Written task >> Without including any images, reproduce each entry exactly.
*** Given data ***
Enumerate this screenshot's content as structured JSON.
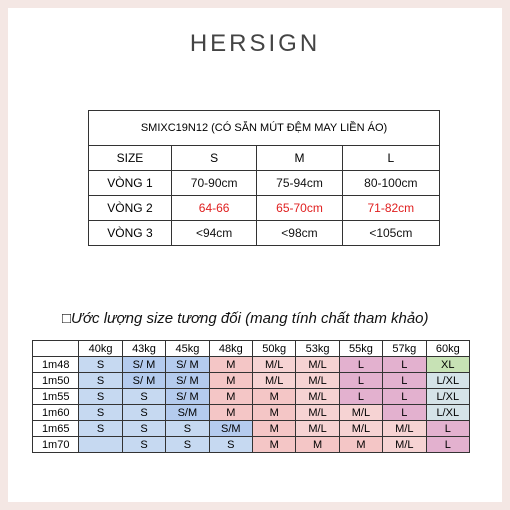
{
  "header": {
    "logo": "HERSIGN"
  },
  "spec_table": {
    "title": "SMIXC19N12 (CÓ SẴN MÚT ĐỆM MAY LIỀN ÁO)",
    "columns": [
      "SIZE",
      "S",
      "M",
      "L"
    ],
    "rows": [
      {
        "label": "VÒNG 1",
        "values": [
          "70-90cm",
          "75-94cm",
          "80-100cm"
        ],
        "color": "#111111"
      },
      {
        "label": "VÒNG 2",
        "values": [
          "64-66",
          "65-70cm",
          "71-82cm"
        ],
        "color": "#e02020"
      },
      {
        "label": "VÒNG 3",
        "values": [
          "<94cm",
          "<98cm",
          "<105cm"
        ],
        "color": "#111111"
      }
    ]
  },
  "size_table": {
    "heading": "□Ước lượng size tương đối (mang tính chất tham khảo)",
    "weights": [
      "40kg",
      "43kg",
      "45kg",
      "48kg",
      "50kg",
      "53kg",
      "55kg",
      "57kg",
      "60kg"
    ],
    "rows": [
      {
        "height": "1m48",
        "sizes": [
          "S",
          "S/ M",
          "S/ M",
          "M",
          "M/L",
          "M/L",
          "L",
          "L",
          "XL"
        ]
      },
      {
        "height": "1m50",
        "sizes": [
          "S",
          "S/ M",
          "S/ M",
          "M",
          "M/L",
          "M/L",
          "L",
          "L",
          "L/XL"
        ]
      },
      {
        "height": "1m55",
        "sizes": [
          "S",
          "S",
          "S/ M",
          "M",
          "M",
          "M/L",
          "L",
          "L",
          "L/XL"
        ]
      },
      {
        "height": "1m60",
        "sizes": [
          "S",
          "S",
          "S/M",
          "M",
          "M",
          "M/L",
          "M/L",
          "L",
          "L/XL"
        ]
      },
      {
        "height": "1m65",
        "sizes": [
          "S",
          "S",
          "S",
          "S/M",
          "M",
          "M/L",
          "M/L",
          "M/L",
          "L"
        ]
      },
      {
        "height": "1m70",
        "sizes": [
          null,
          "S",
          "S",
          "S",
          "M",
          "M",
          "M",
          "M/L",
          "L"
        ]
      }
    ],
    "colors": {
      "S": "#c6d9f1",
      "S/ M": "#b4cbee",
      "S/M": "#b4cbee",
      "M": "#f4c6c6",
      "M/L": "#f6d3d3",
      "L": "#e3b1cf",
      "XL": "#c7e2b5",
      "L/XL": "#d5e3e8"
    },
    "empty_color": "#c6d9f1"
  }
}
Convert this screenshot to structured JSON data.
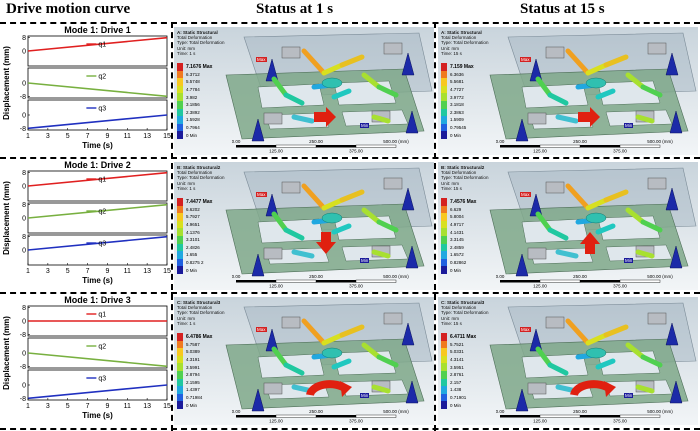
***
Correct answer >>
Enumerate this screenshot's content as structured JSON.
{
  "header": {
    "logo": "HERSIGN"
  },
  "spec_table": {
    "title": "SMIXC19N12 (CÓ SẴN MÚT ĐỆM MAY LIỀN ÁO)",
    "columns": [
      "SIZE",
      "S",
      "M",
      "L"
    ],
    "rows": [
      {
        "label": "VÒNG 1",
        "values": [
          "70-90cm",
          "75-94cm",
          "80-100cm"
        ],
        "color": "#111111"
      },
      {
        "label": "VÒNG 2",
        "values": [
          "64-66",
          "65-70cm",
          "71-82cm"
        ],
        "color": "#e02020"
      },
      {
        "label": "VÒNG 3",
        "values": [
          "<94cm",
          "<98cm",
          "<105cm"
        ],
        "color": "#111111"
      }
    ]
  },
  "size_table": {
    "heading": "□Ước lượng size tương đối (mang tính chất tham khảo)",
    "weights": [
      "40kg",
      "43kg",
      "45kg",
      "48kg",
      "50kg",
      "53kg",
      "55kg",
      "57kg",
      "60kg"
    ],
    "rows": [
      {
        "height": "1m48",
        "sizes": [
          "S",
          "S/ M",
          "S/ M",
          "M",
          "M/L",
          "M/L",
          "L",
          "L",
          "XL"
        ]
      },
      {
        "height": "1m50",
        "sizes": [
          "S",
          "S/ M",
          "S/ M",
          "M",
          "M/L",
          "M/L",
          "L",
          "L",
          "L/XL"
        ]
      },
      {
        "height": "1m55",
        "sizes": [
          "S",
          "S",
          "S/ M",
          "M",
          "M",
          "M/L",
          "L",
          "L",
          "L/XL"
        ]
      },
      {
        "height": "1m60",
        "sizes": [
          "S",
          "S",
          "S/M",
          "M",
          "M",
          "M/L",
          "M/L",
          "L",
          "L/XL"
        ]
      },
      {
        "height": "1m65",
        "sizes": [
          "S",
          "S",
          "S",
          "S/M",
          "M",
          "M/L",
          "M/L",
          "M/L",
          "L"
        ]
      },
      {
        "height": "1m70",
        "sizes": [
          null,
          "S",
          "S",
          "S",
          "M",
          "M",
          "M",
          "M/L",
          "L"
        ]
      }
    ],
    "colors": {
      "S": "#c6d9f1",
      "S/ M": "#b4cbee",
      "S/M": "#b4cbee",
      "M": "#f4c6c6",
      "M/L": "#f6d3d3",
      "L": "#e3b1cf",
      "XL": "#c7e2b5",
      "L/XL": "#d5e3e8"
    },
    "empty_color": "#c6d9f1"
  }
}
Convert this screenshot to structured JSON data.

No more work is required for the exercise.